═══ Exercise input ═══
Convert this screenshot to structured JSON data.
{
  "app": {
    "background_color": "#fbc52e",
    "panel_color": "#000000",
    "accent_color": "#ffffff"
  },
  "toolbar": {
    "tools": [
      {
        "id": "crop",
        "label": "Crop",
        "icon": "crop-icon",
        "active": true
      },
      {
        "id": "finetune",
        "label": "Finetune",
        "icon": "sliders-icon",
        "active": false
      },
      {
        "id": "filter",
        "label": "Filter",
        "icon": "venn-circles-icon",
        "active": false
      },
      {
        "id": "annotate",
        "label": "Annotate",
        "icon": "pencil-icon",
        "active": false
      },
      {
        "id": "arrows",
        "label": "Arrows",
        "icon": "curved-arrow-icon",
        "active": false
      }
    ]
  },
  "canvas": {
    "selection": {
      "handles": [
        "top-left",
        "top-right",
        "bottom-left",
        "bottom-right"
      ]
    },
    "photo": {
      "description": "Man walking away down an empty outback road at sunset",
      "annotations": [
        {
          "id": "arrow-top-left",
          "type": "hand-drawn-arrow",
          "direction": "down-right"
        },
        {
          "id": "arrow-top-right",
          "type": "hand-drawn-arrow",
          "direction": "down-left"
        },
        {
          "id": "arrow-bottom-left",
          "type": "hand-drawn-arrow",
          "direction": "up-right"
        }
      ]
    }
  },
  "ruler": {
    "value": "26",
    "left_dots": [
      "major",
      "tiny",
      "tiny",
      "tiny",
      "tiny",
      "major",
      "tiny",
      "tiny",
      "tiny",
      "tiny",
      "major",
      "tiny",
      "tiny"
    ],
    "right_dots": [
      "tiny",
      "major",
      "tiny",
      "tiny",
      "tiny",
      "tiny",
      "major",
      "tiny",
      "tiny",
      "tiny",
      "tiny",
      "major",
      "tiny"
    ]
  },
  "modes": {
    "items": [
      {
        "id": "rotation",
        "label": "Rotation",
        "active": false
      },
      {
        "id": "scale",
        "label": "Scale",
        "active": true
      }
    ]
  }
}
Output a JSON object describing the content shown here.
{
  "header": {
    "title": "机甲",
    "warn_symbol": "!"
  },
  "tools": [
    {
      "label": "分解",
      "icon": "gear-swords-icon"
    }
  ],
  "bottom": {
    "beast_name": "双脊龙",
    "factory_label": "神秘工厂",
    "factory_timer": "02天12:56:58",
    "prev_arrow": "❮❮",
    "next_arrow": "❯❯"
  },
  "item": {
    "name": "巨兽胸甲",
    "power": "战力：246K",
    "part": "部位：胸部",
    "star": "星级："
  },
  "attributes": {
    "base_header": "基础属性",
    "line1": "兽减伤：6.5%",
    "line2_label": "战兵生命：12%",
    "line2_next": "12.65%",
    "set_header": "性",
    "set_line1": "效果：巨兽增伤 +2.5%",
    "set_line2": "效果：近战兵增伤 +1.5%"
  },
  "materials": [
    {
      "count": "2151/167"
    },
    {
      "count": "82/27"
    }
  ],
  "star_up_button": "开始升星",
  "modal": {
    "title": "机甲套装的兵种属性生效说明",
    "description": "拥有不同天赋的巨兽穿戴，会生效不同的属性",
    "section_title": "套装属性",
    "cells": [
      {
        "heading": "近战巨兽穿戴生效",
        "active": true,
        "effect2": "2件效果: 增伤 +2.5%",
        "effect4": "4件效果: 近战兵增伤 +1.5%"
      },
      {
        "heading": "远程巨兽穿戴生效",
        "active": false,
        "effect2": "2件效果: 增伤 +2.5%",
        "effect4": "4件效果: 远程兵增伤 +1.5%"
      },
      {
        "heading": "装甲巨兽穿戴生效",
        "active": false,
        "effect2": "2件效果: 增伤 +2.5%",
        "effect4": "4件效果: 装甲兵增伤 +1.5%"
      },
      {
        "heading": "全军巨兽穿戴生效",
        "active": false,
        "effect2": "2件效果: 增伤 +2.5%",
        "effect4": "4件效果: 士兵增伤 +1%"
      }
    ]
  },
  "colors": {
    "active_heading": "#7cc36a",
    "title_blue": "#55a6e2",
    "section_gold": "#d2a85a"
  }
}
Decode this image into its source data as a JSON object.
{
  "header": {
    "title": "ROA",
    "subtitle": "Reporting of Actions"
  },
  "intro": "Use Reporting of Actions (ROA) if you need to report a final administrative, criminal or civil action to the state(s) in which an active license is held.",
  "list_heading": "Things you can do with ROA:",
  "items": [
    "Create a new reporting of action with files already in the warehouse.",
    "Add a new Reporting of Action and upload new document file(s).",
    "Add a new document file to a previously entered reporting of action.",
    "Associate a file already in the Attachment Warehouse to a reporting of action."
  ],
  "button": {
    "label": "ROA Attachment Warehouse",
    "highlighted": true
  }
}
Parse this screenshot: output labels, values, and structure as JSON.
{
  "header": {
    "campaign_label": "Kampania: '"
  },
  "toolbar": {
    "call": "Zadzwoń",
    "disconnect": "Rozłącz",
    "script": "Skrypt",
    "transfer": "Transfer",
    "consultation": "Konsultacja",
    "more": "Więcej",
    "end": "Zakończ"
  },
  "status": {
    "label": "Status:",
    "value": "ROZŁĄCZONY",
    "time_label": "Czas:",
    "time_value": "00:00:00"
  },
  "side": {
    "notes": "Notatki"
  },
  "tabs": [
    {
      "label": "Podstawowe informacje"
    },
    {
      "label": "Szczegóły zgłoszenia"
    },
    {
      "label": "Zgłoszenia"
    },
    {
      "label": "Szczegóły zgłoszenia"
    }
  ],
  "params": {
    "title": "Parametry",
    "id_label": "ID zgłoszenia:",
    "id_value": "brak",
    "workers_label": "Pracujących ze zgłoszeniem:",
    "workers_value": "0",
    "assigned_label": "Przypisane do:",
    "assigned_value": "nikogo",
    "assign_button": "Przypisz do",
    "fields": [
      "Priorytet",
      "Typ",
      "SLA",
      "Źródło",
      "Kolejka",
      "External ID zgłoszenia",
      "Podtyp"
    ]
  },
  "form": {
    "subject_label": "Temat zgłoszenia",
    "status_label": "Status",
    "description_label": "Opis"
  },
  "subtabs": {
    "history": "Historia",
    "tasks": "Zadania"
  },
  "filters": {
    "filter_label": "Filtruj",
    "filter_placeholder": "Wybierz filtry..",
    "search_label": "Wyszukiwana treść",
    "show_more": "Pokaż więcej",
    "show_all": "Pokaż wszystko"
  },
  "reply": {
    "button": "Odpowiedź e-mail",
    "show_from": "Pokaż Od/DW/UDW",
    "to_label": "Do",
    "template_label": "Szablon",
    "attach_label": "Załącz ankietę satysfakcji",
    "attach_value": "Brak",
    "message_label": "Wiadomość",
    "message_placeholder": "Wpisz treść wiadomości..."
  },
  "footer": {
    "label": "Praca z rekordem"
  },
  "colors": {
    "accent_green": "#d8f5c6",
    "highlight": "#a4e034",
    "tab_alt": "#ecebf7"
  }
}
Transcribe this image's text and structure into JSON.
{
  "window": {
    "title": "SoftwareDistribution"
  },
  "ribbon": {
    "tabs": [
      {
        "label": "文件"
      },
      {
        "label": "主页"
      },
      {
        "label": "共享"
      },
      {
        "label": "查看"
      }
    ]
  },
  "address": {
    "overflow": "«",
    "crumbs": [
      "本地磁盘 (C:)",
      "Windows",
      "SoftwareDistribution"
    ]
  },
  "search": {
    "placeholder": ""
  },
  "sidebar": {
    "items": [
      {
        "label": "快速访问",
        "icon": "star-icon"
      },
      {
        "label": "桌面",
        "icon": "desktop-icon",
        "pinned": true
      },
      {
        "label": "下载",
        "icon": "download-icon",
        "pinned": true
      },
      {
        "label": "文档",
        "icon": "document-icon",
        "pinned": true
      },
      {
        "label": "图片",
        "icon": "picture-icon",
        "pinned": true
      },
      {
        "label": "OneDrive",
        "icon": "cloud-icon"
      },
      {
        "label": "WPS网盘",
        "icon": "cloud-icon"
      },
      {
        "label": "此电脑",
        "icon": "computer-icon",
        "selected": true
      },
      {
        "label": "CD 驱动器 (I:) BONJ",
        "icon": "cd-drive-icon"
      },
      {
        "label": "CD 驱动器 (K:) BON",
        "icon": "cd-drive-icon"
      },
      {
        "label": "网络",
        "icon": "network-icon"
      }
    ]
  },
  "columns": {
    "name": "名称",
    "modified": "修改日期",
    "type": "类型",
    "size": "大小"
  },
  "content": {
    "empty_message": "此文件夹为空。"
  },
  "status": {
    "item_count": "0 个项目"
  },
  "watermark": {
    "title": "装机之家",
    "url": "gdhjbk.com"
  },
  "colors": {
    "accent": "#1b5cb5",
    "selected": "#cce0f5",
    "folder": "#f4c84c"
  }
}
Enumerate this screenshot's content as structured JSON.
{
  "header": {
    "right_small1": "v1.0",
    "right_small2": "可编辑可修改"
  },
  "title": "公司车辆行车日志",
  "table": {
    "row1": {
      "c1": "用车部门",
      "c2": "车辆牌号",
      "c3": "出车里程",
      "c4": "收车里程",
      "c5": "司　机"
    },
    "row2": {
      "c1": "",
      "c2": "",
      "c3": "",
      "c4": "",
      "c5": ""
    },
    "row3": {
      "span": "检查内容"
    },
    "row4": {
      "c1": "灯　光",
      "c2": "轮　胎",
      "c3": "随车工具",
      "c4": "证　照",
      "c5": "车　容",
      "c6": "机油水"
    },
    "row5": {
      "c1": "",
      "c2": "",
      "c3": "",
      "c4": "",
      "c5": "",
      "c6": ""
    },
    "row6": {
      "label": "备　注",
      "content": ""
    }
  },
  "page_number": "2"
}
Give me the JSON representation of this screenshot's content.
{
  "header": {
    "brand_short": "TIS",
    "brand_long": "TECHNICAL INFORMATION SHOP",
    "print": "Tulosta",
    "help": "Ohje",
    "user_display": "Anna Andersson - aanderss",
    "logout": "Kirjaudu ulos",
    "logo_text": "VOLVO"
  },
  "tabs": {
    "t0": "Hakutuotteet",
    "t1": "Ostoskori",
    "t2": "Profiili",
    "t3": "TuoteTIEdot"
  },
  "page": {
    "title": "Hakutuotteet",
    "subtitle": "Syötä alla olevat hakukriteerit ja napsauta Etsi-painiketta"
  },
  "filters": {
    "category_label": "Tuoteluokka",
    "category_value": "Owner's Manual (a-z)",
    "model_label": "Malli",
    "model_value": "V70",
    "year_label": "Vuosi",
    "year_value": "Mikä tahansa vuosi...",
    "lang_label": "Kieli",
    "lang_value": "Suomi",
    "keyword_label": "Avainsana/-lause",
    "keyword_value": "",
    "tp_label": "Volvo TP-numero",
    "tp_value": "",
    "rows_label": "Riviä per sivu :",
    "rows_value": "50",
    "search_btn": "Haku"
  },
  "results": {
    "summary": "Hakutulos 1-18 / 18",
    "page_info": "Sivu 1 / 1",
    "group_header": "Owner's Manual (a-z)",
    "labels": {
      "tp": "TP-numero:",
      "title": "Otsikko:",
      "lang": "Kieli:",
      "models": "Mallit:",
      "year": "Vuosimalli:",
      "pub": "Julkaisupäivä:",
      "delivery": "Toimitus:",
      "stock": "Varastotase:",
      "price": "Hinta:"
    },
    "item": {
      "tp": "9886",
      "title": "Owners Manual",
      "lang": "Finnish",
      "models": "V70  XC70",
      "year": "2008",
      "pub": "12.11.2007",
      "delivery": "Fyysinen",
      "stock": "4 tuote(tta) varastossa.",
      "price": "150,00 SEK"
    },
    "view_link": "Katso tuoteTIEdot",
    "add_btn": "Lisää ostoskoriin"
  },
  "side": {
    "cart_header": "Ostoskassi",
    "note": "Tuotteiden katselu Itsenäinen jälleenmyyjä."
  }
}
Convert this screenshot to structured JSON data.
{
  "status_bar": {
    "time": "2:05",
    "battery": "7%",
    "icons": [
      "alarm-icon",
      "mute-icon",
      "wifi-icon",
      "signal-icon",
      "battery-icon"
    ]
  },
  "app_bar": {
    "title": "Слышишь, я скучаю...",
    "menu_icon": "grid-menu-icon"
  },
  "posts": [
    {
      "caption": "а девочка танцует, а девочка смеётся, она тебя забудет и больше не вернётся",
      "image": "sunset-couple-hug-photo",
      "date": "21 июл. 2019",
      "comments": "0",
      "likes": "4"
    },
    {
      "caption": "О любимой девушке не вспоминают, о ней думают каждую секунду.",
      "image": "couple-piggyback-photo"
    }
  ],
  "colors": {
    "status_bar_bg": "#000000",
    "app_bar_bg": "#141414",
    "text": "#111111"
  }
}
═══
→ **Request**
State only the number of lines in these entries that contain "image".

→ **Answer for the task**
4